**Document excerpt**.
Appendix A : Terminology (taken from the Beowulf-HOWTO)
Although parallel processing has been used for many years in many
systems, it is still somewhat unfamiliar to most computer users. Thus, before discussing
the various alternatives, it is important to become familiar with a few commonly used
terms.
SIMD
SIMD (Single Instruction stream, Multiple Data stream) refers to a
parallel execution model in which all processors execute the same operation at the same
time, but each processor is allowed to operate upon its own data. This model naturally
fits the concept of performing the same operation on every element of an array, and is
thus often associated with vector or array manipulation. Because all operations are
inherently synchronized, interactions among SIMD processors tend to be easily and
efficiently implemented.
MIMD
MIMD (Multiple Instruction stream, Multiple Data stream) refers to a
parallel execution model in which each processor is essentially acting independently. This
model most naturally fits the concept of decomposing a program for parallel execution on a
functional basis; for example, one processor might update a database file while another
processor generates a graphic display of the new entry. This is a more flexible model than
SIMD execution, but it is achieved at the risk of debugging nightmares called race
conditions, in which a program may intermittently fail due to timing variations reordering
the operations of one processor relative to those of another.

**Written exercise A**.
Write out the whole terminology appendix on parallel processing word for word, with nothing left out or changed.

**Records supplied**.

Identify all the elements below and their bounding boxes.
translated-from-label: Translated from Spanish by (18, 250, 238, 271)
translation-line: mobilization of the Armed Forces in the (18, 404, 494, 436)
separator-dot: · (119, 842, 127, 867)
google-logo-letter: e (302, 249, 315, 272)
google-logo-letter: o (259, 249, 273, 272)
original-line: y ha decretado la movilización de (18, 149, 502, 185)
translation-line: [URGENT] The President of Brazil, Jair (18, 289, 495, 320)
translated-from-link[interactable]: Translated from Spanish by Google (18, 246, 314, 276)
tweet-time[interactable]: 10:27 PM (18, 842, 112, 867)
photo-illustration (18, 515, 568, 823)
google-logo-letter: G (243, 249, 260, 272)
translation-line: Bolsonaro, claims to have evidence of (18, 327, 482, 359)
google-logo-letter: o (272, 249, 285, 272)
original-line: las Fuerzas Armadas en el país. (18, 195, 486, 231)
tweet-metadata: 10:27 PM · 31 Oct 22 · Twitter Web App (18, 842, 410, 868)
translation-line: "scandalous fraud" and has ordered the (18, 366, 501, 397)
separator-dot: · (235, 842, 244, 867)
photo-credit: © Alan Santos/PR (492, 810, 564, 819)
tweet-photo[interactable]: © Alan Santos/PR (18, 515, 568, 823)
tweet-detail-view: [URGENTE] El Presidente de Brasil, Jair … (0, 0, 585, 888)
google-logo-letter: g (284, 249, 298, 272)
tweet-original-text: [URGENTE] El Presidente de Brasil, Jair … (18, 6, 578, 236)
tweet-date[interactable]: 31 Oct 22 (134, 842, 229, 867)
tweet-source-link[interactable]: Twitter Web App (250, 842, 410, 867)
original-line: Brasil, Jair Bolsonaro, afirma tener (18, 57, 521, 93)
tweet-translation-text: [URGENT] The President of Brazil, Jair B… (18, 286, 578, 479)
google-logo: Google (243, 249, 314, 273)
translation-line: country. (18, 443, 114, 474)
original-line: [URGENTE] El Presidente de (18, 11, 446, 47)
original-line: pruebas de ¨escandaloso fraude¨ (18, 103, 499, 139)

**Written exercise B**.
In the records, take the part that runs from the very first line through the line containing "translated-from-link[interactable]: Translated from", both ends included, and rewrite it with "Spanish" replaced by "Portuguese" and everything else left unchanged. Give only those lines.

**Final result A**.
Appendix A : Terminology (taken from the Beowulf-HOWTO)
Although parallel processing has been used for many years in many
systems, it is still somewhat unfamiliar to most computer users. Thus, before discussing
the various alternatives, it is important to become familiar with a few commonly used
terms.
SIMD
SIMD (Single Instruction stream, Multiple Data stream) refers to a
parallel execution model in which all processors execute the same operation at the same
time, but each processor is allowed to operate upon its own data. This model naturally
fits the concept of performing the same operation on every element of an array, and is
thus often associated with vector or array manipulation. Because all operations are
inherently synchronized, interactions among SIMD processors tend to be easily and
efficiently implemented.
MIMD
MIMD (Multiple Instruction stream, Multiple Data stream) refers to a
parallel execution model in which each processor is essentially acting independently. This
model most naturally fits the concept of decomposing a program for parallel execution on a
functional basis; for example, one processor might update a database file while another
processor generates a graphic display of the new entry. This is a more flexible model than
SIMD execution, but it is achieved at the risk of debugging nightmares called race
conditions, in which a program may intermittently fail due to timing variations reordering
the operations of one processor relative to those of another.

**Final result B**.
Identify all the elements below and their bounding boxes.
translated-from-label: Translated from Portuguese by (18, 250, 238, 271)
translation-line: mobilization of the Armed Forces in the (18, 404, 494, 436)
separator-dot: · (119, 842, 127, 867)
google-logo-letter: e (302, 249, 315, 272)
google-logo-letter: o (259, 249, 273, 272)
original-line: y ha decretado la movilización de (18, 149, 502, 185)
translation-line: [URGENT] The President of Brazil, Jair (18, 289, 495, 320)
translated-from-link[interactable]: Translated from Portuguese by Google (18, 246, 314, 276)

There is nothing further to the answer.